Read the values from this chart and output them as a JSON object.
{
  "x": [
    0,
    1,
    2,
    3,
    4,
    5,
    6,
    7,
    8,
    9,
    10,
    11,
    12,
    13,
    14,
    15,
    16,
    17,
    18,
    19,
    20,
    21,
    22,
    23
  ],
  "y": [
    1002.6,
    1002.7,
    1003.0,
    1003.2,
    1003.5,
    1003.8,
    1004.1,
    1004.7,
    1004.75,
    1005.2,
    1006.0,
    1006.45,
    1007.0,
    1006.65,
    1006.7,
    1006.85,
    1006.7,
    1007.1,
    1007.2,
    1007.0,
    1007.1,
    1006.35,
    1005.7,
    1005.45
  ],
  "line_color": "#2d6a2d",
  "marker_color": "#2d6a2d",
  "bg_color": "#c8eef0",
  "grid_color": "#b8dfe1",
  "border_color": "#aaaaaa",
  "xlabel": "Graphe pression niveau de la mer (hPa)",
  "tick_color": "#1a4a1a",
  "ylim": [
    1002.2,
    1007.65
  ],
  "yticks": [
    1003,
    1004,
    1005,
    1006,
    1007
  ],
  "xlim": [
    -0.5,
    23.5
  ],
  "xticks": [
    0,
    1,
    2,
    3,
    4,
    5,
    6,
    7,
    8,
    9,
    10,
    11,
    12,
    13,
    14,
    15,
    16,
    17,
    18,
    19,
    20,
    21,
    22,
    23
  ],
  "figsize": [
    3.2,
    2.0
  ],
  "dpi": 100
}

__________________________________________________

**Goal of the exercise:**
Write out the data again, exactly and in full.

**Task result:**
Read the values from this chart and output them as a JSON object.
{
  "x": [
    0,
    1,
    2,
    3,
    4,
    5,
    6,
    7,
    8,
    9,
    10,
    11,
    12,
    13,
    14,
    15,
    16,
    17,
    18,
    19,
    20,
    21,
    22,
    23
  ],
  "y": [
    1002.6,
    1002.7,
    1003.0,
    1003.2,
    1003.5,
    1003.8,
    1004.1,
    1004.7,
    1004.75,
    1005.2,
    1006.0,
    1006.45,
    1007.0,
    1006.65,
    1006.7,
    1006.85,
    1006.7,
    1007.1,
    1007.2,
    1007.0,
    1007.1,
    1006.35,
    1005.7,
    1005.45
  ],
  "line_color": "#2d6a2d",
  "marker_color": "#2d6a2d",
  "bg_color": "#c8eef0",
  "grid_color": "#b8dfe1",
  "border_color": "#aaaaaa",
  "xlabel": "Graphe pression niveau de la mer (hPa)",
  "tick_color": "#1a4a1a",
  "ylim": [
    1002.2,
    1007.65
  ],
  "yticks": [
    1003,
    1004,
    1005,
    1006,
    1007
  ],
  "xlim": [
    -0.5,
    23.5
  ],
  "xticks": [
    0,
    1,
    2,
    3,
    4,
    5,
    6,
    7,
    8,
    9,
    10,
    11,
    12,
    13,
    14,
    15,
    16,
    17,
    18,
    19,
    20,
    21,
    22,
    23
  ],
  "figsize": [
    3.2,
    2.0
  ],
  "dpi": 100
}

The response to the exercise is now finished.